Objective — Find every line in the records below that holds the word "报警时间", and copy each one.

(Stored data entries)
--------------------------------

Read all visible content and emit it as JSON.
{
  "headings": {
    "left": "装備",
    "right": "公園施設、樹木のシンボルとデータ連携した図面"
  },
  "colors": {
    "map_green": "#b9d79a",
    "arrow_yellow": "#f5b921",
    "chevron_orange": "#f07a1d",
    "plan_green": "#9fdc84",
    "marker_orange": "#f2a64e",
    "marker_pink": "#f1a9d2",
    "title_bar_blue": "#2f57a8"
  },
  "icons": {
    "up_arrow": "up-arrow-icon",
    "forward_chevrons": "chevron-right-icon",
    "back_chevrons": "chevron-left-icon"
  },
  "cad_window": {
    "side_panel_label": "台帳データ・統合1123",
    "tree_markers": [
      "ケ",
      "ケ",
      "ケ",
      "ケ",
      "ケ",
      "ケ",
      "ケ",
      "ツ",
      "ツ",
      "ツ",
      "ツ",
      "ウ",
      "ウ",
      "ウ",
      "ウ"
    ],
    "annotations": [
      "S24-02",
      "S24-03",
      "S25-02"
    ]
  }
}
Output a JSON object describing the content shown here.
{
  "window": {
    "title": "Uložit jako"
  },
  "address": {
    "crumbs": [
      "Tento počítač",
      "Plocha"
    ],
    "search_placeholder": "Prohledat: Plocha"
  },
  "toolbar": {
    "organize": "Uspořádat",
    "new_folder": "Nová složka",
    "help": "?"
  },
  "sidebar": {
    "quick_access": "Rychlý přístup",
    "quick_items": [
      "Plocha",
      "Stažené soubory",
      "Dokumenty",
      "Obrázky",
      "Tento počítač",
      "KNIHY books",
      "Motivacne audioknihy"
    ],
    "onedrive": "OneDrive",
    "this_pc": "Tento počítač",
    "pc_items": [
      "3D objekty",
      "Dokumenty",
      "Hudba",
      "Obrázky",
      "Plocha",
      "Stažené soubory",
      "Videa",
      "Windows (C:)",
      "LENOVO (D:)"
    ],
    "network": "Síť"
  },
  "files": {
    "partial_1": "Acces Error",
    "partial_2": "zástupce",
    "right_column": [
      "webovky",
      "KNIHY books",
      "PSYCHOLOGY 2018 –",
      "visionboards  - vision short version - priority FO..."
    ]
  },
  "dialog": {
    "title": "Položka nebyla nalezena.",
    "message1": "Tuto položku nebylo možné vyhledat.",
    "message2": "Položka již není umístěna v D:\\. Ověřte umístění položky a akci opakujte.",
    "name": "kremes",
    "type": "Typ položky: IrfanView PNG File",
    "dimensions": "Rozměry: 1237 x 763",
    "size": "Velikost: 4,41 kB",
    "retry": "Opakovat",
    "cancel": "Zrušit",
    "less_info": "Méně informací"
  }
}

--------------------------------

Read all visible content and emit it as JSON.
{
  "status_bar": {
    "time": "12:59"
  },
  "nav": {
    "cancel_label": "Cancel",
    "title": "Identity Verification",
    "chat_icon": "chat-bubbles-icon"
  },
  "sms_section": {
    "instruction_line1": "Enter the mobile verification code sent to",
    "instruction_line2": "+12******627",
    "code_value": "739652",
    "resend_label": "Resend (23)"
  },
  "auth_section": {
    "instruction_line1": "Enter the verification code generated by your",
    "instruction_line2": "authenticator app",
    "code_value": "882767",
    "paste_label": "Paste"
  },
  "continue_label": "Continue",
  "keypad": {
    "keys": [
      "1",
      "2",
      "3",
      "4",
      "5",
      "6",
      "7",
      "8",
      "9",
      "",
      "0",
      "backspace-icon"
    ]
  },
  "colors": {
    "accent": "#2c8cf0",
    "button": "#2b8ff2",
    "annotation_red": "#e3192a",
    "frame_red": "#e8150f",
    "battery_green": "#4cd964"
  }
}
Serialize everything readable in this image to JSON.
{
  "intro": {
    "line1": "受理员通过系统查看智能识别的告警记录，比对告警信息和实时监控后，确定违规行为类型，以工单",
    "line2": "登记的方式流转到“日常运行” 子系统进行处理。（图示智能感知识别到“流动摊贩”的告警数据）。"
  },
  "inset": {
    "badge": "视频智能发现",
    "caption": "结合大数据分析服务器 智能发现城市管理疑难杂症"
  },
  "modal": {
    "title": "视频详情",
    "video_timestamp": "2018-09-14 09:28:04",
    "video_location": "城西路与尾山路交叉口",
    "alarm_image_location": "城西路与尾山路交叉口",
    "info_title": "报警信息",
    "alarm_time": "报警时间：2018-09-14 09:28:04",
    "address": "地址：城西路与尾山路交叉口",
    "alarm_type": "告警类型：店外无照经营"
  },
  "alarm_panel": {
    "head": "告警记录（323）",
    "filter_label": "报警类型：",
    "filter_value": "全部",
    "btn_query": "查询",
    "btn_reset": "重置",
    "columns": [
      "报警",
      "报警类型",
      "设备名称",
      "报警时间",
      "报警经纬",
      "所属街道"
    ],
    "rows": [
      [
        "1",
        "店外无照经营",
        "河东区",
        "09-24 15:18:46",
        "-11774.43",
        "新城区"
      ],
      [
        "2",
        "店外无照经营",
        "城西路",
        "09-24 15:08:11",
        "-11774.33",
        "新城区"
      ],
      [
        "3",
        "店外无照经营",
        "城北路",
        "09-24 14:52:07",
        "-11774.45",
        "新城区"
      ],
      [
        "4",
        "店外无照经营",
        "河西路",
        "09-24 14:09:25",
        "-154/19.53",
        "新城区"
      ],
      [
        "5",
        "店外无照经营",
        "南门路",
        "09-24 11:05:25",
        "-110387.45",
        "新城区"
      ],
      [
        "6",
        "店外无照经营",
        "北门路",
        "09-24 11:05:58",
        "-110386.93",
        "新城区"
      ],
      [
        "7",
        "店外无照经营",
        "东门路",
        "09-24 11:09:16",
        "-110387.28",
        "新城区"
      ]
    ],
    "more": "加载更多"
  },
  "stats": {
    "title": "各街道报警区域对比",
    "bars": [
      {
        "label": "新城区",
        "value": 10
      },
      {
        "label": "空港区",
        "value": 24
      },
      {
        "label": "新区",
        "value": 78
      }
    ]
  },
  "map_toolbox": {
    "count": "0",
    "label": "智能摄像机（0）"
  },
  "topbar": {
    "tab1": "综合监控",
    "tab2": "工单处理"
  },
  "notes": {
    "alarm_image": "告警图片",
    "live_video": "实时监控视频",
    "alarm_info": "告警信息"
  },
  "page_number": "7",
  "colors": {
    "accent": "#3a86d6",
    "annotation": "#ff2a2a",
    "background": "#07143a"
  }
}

--------------------------------

Answer —
    "alarm_time": "报警时间：2018-09-14 09:28:04",
      "报警时间",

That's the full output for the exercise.